A run of records:
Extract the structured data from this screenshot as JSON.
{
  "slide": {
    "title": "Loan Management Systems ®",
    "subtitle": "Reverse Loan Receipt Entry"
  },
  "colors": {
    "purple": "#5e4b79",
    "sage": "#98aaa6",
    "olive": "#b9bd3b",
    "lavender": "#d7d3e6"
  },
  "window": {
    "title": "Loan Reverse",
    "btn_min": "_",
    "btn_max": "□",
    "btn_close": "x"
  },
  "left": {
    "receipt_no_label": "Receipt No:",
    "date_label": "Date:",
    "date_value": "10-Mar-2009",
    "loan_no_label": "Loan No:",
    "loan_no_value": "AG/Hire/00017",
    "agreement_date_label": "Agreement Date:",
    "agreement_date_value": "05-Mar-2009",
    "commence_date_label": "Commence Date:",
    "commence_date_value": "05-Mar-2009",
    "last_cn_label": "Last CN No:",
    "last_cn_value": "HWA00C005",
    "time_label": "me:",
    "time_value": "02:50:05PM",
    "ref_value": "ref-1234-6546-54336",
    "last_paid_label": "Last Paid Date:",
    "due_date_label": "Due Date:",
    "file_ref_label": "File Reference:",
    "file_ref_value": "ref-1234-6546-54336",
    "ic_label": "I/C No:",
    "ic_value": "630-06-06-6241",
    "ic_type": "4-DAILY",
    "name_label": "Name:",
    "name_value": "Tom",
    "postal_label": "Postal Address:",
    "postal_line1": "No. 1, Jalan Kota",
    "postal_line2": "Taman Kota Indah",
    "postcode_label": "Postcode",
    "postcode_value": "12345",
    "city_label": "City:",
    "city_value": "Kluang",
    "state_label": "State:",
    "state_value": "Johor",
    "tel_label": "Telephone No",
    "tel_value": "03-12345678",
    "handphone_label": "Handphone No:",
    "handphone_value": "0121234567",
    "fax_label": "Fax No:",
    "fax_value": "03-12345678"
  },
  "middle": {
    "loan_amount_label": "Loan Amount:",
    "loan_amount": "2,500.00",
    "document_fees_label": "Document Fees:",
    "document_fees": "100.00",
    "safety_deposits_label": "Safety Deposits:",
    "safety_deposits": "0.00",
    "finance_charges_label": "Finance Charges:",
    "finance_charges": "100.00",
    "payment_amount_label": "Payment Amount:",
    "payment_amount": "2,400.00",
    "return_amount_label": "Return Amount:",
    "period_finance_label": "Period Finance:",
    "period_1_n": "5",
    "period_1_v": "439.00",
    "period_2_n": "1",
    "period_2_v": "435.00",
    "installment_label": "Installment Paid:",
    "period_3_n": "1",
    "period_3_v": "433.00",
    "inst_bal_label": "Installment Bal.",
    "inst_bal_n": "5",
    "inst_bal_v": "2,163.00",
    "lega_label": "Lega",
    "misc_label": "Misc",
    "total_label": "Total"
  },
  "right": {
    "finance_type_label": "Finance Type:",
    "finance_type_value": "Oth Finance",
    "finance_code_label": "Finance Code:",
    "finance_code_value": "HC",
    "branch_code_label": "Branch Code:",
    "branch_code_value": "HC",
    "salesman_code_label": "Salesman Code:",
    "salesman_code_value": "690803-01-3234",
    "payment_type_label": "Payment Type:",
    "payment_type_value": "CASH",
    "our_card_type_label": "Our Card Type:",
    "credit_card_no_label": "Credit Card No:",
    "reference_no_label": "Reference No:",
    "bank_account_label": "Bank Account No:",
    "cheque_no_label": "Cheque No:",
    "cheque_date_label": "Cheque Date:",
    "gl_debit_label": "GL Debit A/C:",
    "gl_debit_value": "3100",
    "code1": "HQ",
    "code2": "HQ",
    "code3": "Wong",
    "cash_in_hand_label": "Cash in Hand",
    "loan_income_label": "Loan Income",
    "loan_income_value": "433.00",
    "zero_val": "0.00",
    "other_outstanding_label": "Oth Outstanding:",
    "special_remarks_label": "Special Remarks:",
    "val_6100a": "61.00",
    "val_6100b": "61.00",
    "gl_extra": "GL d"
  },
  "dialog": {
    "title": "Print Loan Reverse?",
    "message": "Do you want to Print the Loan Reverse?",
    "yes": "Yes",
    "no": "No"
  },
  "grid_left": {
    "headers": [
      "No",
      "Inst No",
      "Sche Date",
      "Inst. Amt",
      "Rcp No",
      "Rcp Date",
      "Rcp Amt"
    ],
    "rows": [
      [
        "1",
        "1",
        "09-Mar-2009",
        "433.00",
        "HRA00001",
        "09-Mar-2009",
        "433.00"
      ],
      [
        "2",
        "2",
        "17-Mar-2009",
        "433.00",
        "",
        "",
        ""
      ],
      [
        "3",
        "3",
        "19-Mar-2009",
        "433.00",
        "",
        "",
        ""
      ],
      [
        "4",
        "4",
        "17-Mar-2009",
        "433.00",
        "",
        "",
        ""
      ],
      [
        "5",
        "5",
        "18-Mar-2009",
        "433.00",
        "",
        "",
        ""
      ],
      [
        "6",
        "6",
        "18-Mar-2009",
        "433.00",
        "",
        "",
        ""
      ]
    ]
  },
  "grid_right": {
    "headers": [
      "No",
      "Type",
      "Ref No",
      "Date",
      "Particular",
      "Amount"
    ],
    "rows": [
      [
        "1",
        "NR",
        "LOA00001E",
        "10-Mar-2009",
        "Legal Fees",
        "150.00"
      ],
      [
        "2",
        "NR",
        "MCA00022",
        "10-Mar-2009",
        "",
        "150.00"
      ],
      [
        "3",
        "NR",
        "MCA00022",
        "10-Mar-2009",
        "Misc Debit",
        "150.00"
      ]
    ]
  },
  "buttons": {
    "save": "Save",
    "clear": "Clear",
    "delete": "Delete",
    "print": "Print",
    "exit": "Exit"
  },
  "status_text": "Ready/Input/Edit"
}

== REQUIRED WORK ==
Check each line of the data above for the word "Kota" and say how many lines contain it, giving nothing besides the number.

== FINISHED TASK ==
2